- **Problem to work on**
Filter the records below for the word "соответствии". Copy each line that holds it.

- **Provided records**
━━━

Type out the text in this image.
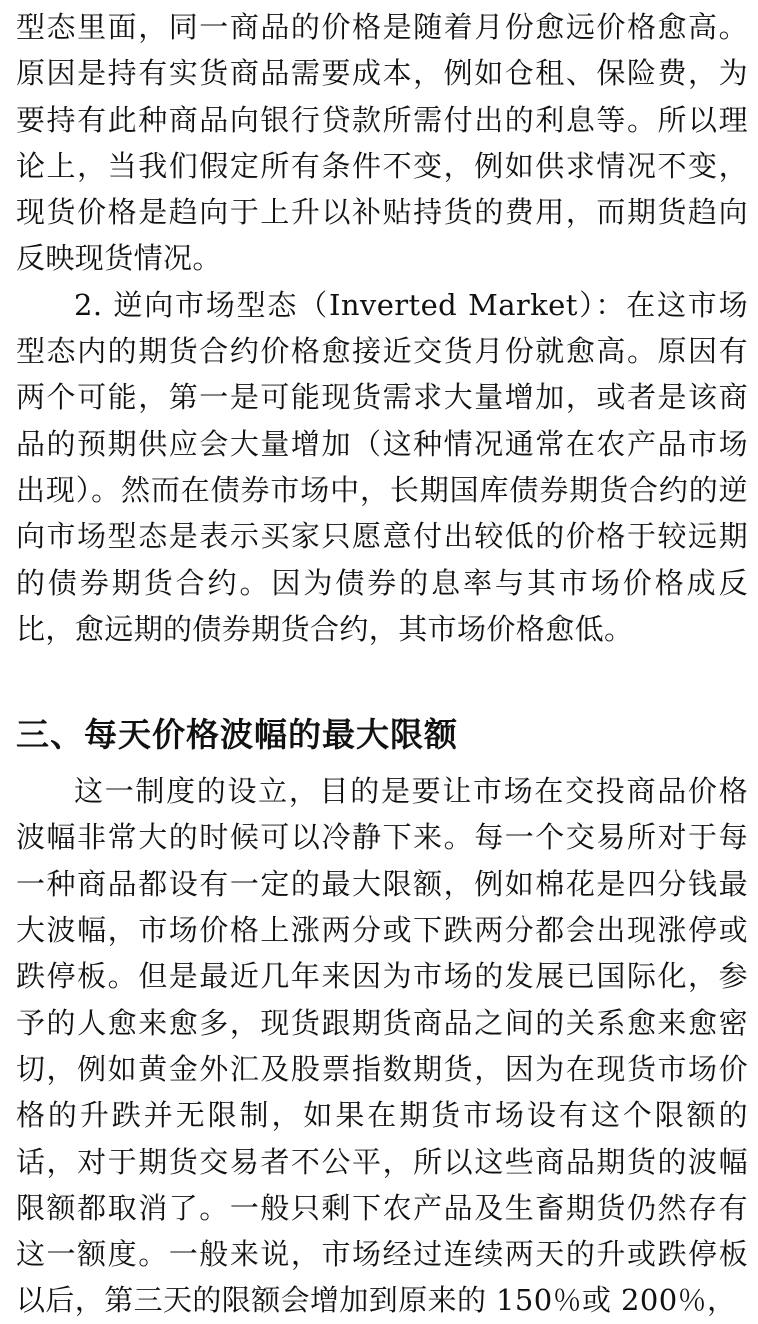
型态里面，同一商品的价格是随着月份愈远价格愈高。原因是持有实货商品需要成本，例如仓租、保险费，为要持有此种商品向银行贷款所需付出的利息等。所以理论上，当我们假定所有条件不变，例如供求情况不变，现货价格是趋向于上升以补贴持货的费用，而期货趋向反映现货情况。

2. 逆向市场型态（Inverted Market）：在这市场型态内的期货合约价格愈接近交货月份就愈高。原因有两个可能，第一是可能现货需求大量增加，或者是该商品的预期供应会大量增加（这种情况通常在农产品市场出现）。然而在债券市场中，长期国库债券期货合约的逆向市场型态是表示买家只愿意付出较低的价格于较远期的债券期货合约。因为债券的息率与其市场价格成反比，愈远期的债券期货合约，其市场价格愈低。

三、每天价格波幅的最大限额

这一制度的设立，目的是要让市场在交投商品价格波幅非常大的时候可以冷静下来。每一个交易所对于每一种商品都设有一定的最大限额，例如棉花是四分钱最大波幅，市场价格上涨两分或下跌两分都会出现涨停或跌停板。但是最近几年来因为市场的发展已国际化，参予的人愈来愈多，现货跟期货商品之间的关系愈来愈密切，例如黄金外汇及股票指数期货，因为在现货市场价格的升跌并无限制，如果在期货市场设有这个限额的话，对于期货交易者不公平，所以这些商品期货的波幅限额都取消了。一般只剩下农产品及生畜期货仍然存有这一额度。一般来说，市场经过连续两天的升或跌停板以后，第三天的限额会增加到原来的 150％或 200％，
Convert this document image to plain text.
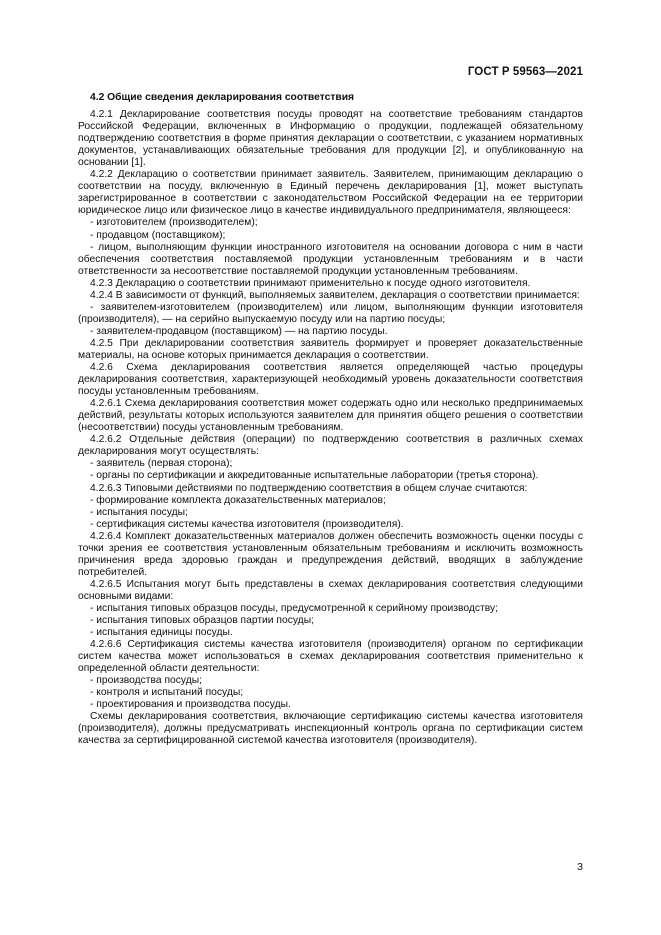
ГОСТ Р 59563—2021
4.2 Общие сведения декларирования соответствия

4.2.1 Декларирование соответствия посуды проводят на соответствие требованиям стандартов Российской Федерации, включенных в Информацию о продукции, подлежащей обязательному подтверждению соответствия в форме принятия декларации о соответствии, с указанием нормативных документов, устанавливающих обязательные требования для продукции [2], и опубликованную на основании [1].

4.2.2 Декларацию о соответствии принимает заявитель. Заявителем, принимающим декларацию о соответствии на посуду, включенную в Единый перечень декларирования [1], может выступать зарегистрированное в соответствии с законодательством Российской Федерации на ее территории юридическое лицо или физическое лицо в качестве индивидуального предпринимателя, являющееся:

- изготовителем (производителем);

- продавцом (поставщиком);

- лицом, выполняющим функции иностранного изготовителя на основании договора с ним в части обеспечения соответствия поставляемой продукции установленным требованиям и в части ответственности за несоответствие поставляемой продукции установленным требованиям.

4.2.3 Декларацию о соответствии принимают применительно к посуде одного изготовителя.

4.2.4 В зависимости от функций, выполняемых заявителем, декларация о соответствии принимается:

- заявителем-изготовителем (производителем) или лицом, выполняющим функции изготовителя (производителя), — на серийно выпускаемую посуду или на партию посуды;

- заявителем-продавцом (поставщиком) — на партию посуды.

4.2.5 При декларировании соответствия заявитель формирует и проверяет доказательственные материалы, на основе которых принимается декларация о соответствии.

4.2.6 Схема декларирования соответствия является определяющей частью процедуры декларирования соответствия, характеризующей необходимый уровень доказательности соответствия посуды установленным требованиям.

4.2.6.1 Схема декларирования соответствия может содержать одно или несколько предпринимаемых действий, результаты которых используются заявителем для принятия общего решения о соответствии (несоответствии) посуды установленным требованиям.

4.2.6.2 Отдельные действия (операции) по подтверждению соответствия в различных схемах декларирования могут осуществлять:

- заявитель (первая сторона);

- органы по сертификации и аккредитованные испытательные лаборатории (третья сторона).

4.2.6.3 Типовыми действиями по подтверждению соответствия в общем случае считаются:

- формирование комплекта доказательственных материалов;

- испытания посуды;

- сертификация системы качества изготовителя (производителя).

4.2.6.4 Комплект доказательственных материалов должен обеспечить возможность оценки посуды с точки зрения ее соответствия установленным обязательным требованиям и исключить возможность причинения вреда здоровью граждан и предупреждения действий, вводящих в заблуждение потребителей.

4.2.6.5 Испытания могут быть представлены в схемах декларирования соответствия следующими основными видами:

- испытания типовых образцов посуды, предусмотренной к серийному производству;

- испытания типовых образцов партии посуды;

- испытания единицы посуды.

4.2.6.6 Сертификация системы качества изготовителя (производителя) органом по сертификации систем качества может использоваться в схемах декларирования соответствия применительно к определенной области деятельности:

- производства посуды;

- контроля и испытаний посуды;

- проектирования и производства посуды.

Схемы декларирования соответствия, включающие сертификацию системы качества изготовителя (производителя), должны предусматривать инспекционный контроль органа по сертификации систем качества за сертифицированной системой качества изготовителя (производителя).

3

━━━

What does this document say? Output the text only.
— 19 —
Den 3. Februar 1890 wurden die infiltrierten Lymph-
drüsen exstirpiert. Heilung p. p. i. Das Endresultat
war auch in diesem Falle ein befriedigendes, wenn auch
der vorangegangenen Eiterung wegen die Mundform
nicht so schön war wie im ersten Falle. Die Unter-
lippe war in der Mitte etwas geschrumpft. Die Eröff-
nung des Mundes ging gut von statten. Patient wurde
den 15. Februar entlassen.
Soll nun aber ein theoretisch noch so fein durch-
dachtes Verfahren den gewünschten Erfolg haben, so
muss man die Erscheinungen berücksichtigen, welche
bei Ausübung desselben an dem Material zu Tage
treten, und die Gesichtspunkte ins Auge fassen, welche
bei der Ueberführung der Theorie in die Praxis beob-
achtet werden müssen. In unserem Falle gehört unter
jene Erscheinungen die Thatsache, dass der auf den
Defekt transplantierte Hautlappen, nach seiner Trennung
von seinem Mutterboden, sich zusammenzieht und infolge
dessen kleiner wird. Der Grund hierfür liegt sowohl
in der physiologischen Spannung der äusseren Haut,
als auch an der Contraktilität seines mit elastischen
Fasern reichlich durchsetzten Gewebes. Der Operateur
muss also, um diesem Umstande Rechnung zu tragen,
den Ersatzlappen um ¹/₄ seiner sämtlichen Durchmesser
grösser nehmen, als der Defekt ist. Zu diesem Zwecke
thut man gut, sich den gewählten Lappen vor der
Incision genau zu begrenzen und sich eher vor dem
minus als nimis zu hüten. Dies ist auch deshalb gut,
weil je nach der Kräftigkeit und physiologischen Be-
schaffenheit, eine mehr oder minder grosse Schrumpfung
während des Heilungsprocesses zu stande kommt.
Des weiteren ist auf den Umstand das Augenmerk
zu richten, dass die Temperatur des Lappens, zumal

━━━

- **Task response**
4.2.1 Декларирование соответствия посуды проводят на соответствие требованиям стандартов Российской Федерации, включенных в Информацию о продукции, подлежащей обязательному подтверждению соответствия в форме принятия декларации о соответствии, с указанием нормативных документов, устанавливающих обязательные требования для продукции [2], и опубликованную на основании [1].
4.2.2 Декларацию о соответствии принимает заявитель. Заявителем, принимающим декларацию о соответствии на посуду, включенную в Единый перечень декларирования [1], может выступать зарегистрированное в соответствии с законодательством Российской Федерации на ее территории юридическое лицо или физическое лицо в качестве индивидуального предпринимателя, являющееся:
4.2.3 Декларацию о соответствии принимают применительно к посуде одного изготовителя.
4.2.4 В зависимости от функций, выполняемых заявителем, декларация о соответствии принимается:
4.2.5 При декларировании соответствия заявитель формирует и проверяет доказательственные материалы, на основе которых принимается декларация о соответствии.
4.2.6.1 Схема декларирования соответствия может содержать одно или несколько предпринимаемых действий, результаты которых используются заявителем для принятия общего решения о соответствии (несоответствии) посуды установленным требованиям.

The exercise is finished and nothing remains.